Stored items from a collection
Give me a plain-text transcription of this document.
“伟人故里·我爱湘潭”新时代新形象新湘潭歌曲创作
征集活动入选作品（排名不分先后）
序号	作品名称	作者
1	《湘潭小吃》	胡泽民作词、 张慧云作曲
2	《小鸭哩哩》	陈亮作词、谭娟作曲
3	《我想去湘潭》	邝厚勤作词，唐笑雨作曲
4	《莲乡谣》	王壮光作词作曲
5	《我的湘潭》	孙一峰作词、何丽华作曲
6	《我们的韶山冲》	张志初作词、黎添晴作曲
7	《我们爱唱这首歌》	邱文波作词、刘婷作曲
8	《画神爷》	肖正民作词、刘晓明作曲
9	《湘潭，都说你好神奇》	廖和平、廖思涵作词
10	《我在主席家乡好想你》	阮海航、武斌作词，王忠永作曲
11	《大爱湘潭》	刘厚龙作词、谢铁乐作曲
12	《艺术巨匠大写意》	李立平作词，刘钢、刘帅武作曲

> [What to do] Every entry must be retyped in full, exactly as given.

> [Output]
Give me a plain-text transcription of this document.
“伟人故里·我爱湘潭”新时代新形象新湘潭歌曲创作
征集活动入选作品（排名不分先后）
序号	作品名称	作者
1	《湘潭小吃》	胡泽民作词、 张慧云作曲
2	《小鸭哩哩》	陈亮作词、谭娟作曲
3	《我想去湘潭》	邝厚勤作词，唐笑雨作曲
4	《莲乡谣》	王壮光作词作曲
5	《我的湘潭》	孙一峰作词、何丽华作曲
6	《我们的韶山冲》	张志初作词、黎添晴作曲
7	《我们爱唱这首歌》	邱文波作词、刘婷作曲
8	《画神爷》	肖正民作词、刘晓明作曲
9	《湘潭，都说你好神奇》	廖和平、廖思涵作词
10	《我在主席家乡好想你》	阮海航、武斌作词，王忠永作曲
11	《大爱湘潭》	刘厚龙作词、谢铁乐作曲
12	《艺术巨匠大写意》	李立平作词，刘钢、刘帅武作曲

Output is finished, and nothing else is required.